The entries below are to be transcribed in full, without their images.

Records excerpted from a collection
* * *
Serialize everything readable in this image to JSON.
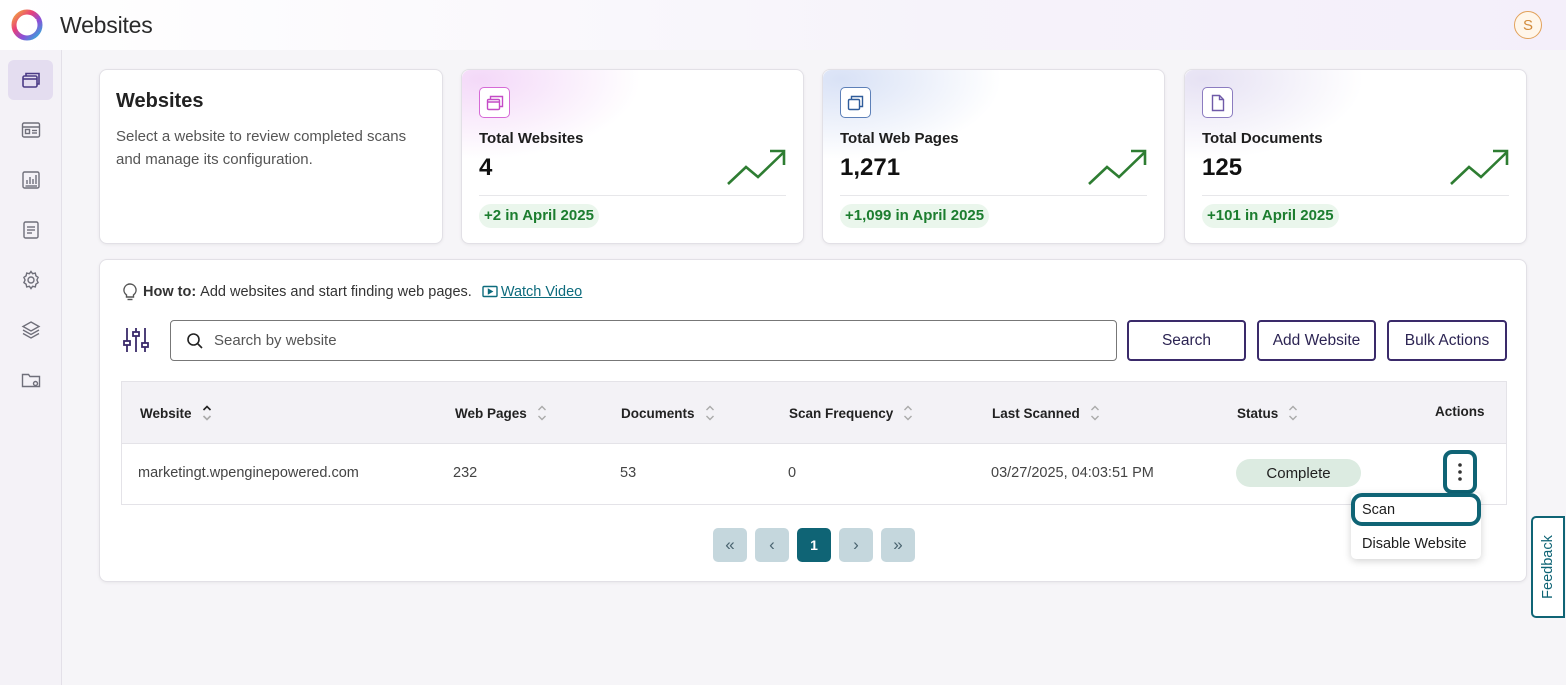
{
  "app": {
    "title": "Websites",
    "avatar_initial": "S"
  },
  "sidebar": {
    "items": [
      {
        "icon": "websites-icon",
        "active": true
      },
      {
        "icon": "dashboard-icon",
        "active": false
      },
      {
        "icon": "reports-icon",
        "active": false
      },
      {
        "icon": "document-icon",
        "active": false
      },
      {
        "icon": "gear-icon",
        "active": false
      },
      {
        "icon": "layers-icon",
        "active": false
      },
      {
        "icon": "folder-settings-icon",
        "active": false
      }
    ]
  },
  "intro": {
    "title": "Websites",
    "description": "Select a website to review completed scans and manage its configuration."
  },
  "stats": [
    {
      "label": "Total Websites",
      "value": "4",
      "delta": "+2 in April 2025",
      "icon": "websites-icon",
      "accent": "#c44bc6"
    },
    {
      "label": "Total Web Pages",
      "value": "1,271",
      "delta": "+1,099 in April 2025",
      "icon": "web-pages-icon",
      "accent": "#2f5c9a"
    },
    {
      "label": "Total Documents",
      "value": "125",
      "delta": "+101 in April 2025",
      "icon": "document-icon",
      "accent": "#6f5aa8"
    }
  ],
  "howto": {
    "prefix": "How to:",
    "text": "Add websites and start finding web pages.",
    "link": "Watch Video"
  },
  "search": {
    "placeholder": "Search by website",
    "value": ""
  },
  "buttons": {
    "search": "Search",
    "add_website": "Add Website",
    "bulk_actions": "Bulk Actions"
  },
  "table": {
    "columns": [
      "Website",
      "Web Pages",
      "Documents",
      "Scan Frequency",
      "Last Scanned",
      "Status",
      "Actions"
    ],
    "rows": [
      {
        "website": "marketingt.wpenginepowered.com",
        "web_pages": "232",
        "documents": "53",
        "scan_frequency": "0",
        "last_scanned": "03/27/2025, 04:03:51 PM",
        "status": "Complete"
      }
    ]
  },
  "pagination": {
    "first": "«",
    "prev": "‹",
    "current": "1",
    "next": "›",
    "last": "»"
  },
  "actions_menu": {
    "items": [
      "Scan",
      "Disable Website"
    ]
  },
  "feedback": {
    "label": "Feedback"
  },
  "colors": {
    "primary": "#0f6475",
    "button_border": "#3a2a6a",
    "positive": "#1c7d2f",
    "trend": "#2e7d32"
  }
}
* * *
Task output:
Serialize everything readable in this image to JSON.
{
  "app": {
    "title": "Websites",
    "avatar_initial": "S"
  },
  "sidebar": {
    "items": [
      {
        "icon": "websites-icon",
        "active": true
      },
      {
        "icon": "dashboard-icon",
        "active": false
      },
      {
        "icon": "reports-icon",
        "active": false
      },
      {
        "icon": "document-icon",
        "active": false
      },
      {
        "icon": "gear-icon",
        "active": false
      },
      {
        "icon": "layers-icon",
        "active": false
      },
      {
        "icon": "folder-settings-icon",
        "active": false
      }
    ]
  },
  "intro": {
    "title": "Websites",
    "description": "Select a website to review completed scans and manage its configuration."
  },
  "stats": [
    {
      "label": "Total Websites",
      "value": "4",
      "delta": "+2 in April 2025",
      "icon": "websites-icon",
      "accent": "#c44bc6"
    },
    {
      "label": "Total Web Pages",
      "value": "1,271",
      "delta": "+1,099 in April 2025",
      "icon": "web-pages-icon",
      "accent": "#2f5c9a"
    },
    {
      "label": "Total Documents",
      "value": "125",
      "delta": "+101 in April 2025",
      "icon": "document-icon",
      "accent": "#6f5aa8"
    }
  ],
  "howto": {
    "prefix": "How to:",
    "text": "Add websites and start finding web pages.",
    "link": "Watch Video"
  },
  "search": {
    "placeholder": "Search by website",
    "value": ""
  },
  "buttons": {
    "search": "Search",
    "add_website": "Add Website",
    "bulk_actions": "Bulk Actions"
  },
  "table": {
    "columns": [
      "Website",
      "Web Pages",
      "Documents",
      "Scan Frequency",
      "Last Scanned",
      "Status",
      "Actions"
    ],
    "rows": [
      {
        "website": "marketingt.wpenginepowered.com",
        "web_pages": "232",
        "documents": "53",
        "scan_frequency": "0",
        "last_scanned": "03/27/2025, 04:03:51 PM",
        "status": "Complete"
      }
    ]
  },
  "pagination": {
    "first": "«",
    "prev": "‹",
    "current": "1",
    "next": "›",
    "last": "»"
  },
  "actions_menu": {
    "items": [
      "Scan",
      "Disable Website"
    ]
  },
  "feedback": {
    "label": "Feedback"
  },
  "colors": {
    "primary": "#0f6475",
    "button_border": "#3a2a6a",
    "positive": "#1c7d2f",
    "trend": "#2e7d32"
  }
}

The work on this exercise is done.